■ EXERCISE DETAILS
Exactly reproduce the entries, dropping any pictures from your copy.

■ MATERIAL FOR THE TASK
╔══
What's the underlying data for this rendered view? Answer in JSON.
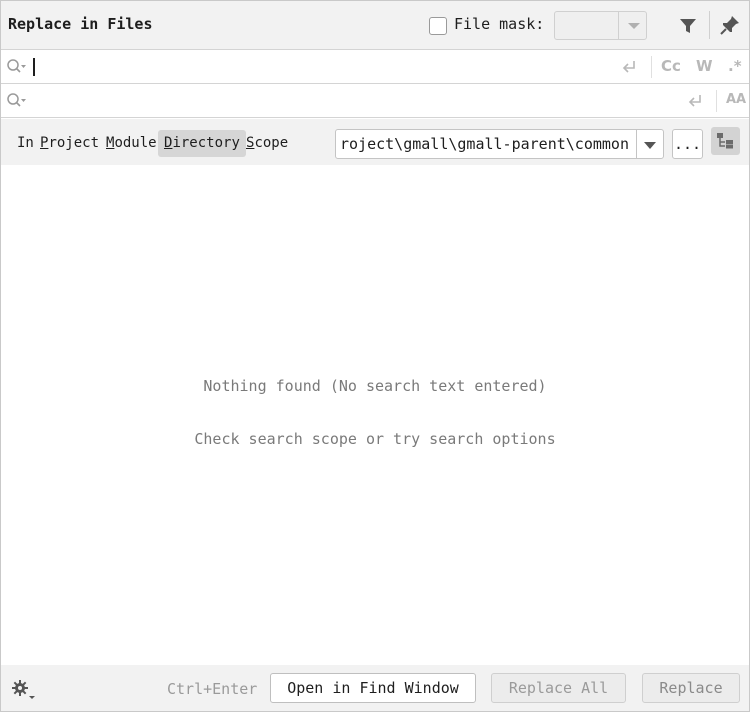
{
  "header": {
    "title": "Replace in Files",
    "file_mask_label": "File mask:",
    "file_mask_checked": false,
    "file_mask_value": "",
    "icons": {
      "filter": "filter-icon",
      "pin": "pin-icon"
    }
  },
  "search": {
    "find_value": "",
    "replace_value": "",
    "options": {
      "match_case": "Cc",
      "words": "W",
      "regex": ".*",
      "preserve_case": "AA"
    }
  },
  "scope": {
    "tabs": [
      {
        "pre": "In ",
        "mnemonic": "",
        "rest": "",
        "active": false
      },
      {
        "pre": "",
        "mnemonic": "P",
        "rest": "roject",
        "active": false
      },
      {
        "pre": "",
        "mnemonic": "M",
        "rest": "odule",
        "active": false
      },
      {
        "pre": "",
        "mnemonic": "D",
        "rest": "irectory",
        "active": true
      },
      {
        "pre": "",
        "mnemonic": "S",
        "rest": "cope",
        "active": false
      }
    ],
    "directory_value": "roject\\gmall\\gmall-parent\\common",
    "browse_label": "...",
    "recursive_icon": "tree-structure-icon"
  },
  "results": {
    "message": "Nothing found (No search text entered)",
    "hint": "Check search scope or try search options"
  },
  "footer": {
    "settings_icon": "gear-icon",
    "shortcut": "Ctrl+Enter",
    "open_in_find_window": "Open in Find Window",
    "replace_all": "Replace All",
    "replace": "Replace"
  },
  "colors": {
    "panel_bg": "#f2f2f2",
    "border": "#d4d4d4",
    "active_scope": "#d6d6d6",
    "muted_text": "#7a7a7a"
  }
}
╚══
■ TASK RESPONSE
What's the underlying data for this rendered view? Answer in JSON.
{
  "header": {
    "title": "Replace in Files",
    "file_mask_label": "File mask:",
    "file_mask_checked": false,
    "file_mask_value": "",
    "icons": {
      "filter": "filter-icon",
      "pin": "pin-icon"
    }
  },
  "search": {
    "find_value": "",
    "replace_value": "",
    "options": {
      "match_case": "Cc",
      "words": "W",
      "regex": ".*",
      "preserve_case": "AA"
    }
  },
  "scope": {
    "tabs": [
      {
        "pre": "In ",
        "mnemonic": "",
        "rest": "",
        "active": false
      },
      {
        "pre": "",
        "mnemonic": "P",
        "rest": "roject",
        "active": false
      },
      {
        "pre": "",
        "mnemonic": "M",
        "rest": "odule",
        "active": false
      },
      {
        "pre": "",
        "mnemonic": "D",
        "rest": "irectory",
        "active": true
      },
      {
        "pre": "",
        "mnemonic": "S",
        "rest": "cope",
        "active": false
      }
    ],
    "directory_value": "roject\\gmall\\gmall-parent\\common",
    "browse_label": "...",
    "recursive_icon": "tree-structure-icon"
  },
  "results": {
    "message": "Nothing found (No search text entered)",
    "hint": "Check search scope or try search options"
  },
  "footer": {
    "settings_icon": "gear-icon",
    "shortcut": "Ctrl+Enter",
    "open_in_find_window": "Open in Find Window",
    "replace_all": "Replace All",
    "replace": "Replace"
  },
  "colors": {
    "panel_bg": "#f2f2f2",
    "border": "#d4d4d4",
    "active_scope": "#d6d6d6",
    "muted_text": "#7a7a7a"
  }
}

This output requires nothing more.